Brief
From the entries below, extract every line that includes the word "создана".

Stored entries
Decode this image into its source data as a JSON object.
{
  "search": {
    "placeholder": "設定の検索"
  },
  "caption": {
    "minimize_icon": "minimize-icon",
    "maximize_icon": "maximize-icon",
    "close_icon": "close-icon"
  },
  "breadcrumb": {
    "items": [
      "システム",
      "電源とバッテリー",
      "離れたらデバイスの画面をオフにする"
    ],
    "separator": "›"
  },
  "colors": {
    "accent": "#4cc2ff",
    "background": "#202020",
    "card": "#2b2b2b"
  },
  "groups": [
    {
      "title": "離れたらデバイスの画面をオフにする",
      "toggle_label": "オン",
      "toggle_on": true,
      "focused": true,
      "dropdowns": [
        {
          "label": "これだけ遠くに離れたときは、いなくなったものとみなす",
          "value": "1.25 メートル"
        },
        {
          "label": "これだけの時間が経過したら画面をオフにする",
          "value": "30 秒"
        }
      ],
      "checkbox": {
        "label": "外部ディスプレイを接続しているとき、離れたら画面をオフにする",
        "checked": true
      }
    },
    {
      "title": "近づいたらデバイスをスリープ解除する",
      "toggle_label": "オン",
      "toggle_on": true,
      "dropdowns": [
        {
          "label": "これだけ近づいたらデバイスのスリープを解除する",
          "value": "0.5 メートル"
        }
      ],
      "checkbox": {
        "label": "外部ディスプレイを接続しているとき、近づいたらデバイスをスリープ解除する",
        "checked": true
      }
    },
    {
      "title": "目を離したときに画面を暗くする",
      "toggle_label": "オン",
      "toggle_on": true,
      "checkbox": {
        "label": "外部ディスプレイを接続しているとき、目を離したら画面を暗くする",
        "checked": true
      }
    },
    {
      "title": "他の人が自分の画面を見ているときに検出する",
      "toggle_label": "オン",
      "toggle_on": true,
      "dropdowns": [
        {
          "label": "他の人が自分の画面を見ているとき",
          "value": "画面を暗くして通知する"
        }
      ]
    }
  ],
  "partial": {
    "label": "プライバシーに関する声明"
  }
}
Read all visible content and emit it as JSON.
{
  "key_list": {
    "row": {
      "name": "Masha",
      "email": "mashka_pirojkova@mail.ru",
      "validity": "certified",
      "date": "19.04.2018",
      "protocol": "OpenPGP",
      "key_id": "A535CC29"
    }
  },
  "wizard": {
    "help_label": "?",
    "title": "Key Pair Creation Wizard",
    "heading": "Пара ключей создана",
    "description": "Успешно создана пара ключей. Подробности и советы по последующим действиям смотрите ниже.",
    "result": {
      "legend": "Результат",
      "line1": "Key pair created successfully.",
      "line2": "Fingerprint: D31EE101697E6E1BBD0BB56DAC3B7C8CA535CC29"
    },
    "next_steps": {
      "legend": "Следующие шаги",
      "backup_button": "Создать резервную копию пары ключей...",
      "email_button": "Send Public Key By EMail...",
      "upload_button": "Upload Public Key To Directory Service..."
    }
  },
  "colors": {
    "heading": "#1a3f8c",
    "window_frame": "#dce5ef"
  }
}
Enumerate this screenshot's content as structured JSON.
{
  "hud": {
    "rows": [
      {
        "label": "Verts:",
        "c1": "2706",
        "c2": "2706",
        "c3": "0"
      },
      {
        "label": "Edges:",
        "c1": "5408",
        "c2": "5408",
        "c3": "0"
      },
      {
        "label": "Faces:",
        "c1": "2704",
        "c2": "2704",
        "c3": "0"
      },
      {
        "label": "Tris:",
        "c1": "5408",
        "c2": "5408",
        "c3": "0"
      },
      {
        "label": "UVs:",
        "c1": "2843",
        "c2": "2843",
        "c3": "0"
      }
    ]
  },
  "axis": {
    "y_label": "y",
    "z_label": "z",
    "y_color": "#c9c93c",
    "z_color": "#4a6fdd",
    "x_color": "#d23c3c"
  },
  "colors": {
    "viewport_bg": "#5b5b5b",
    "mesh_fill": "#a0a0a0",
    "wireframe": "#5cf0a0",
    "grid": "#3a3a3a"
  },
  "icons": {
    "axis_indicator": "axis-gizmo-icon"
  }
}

Solution for this exercise
    "heading": "Пара ключей создана",
    "description": "Успешно создана пара ключей. Подробности и советы по последующим действиям смотрите ниже.",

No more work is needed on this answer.